• [What is expected] Please quote the material exactly, every line of it.
▬▬▬▬▬▬
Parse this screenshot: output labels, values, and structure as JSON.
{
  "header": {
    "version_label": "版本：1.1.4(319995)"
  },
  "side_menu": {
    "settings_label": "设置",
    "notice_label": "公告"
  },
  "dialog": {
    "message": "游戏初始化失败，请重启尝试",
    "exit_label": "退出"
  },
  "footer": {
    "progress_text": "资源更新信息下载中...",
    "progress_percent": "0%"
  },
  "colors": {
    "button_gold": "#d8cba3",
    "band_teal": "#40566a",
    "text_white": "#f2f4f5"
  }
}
▬▬▬▬▬▬
• [Solution for this task]
Parse this screenshot: output labels, values, and structure as JSON.
{
  "header": {
    "version_label": "版本：1.1.4(319995)"
  },
  "side_menu": {
    "settings_label": "设置",
    "notice_label": "公告"
  },
  "dialog": {
    "message": "游戏初始化失败，请重启尝试",
    "exit_label": "退出"
  },
  "footer": {
    "progress_text": "资源更新信息下载中...",
    "progress_percent": "0%"
  },
  "colors": {
    "button_gold": "#d8cba3",
    "band_teal": "#40566a",
    "text_white": "#f2f4f5"
  }
}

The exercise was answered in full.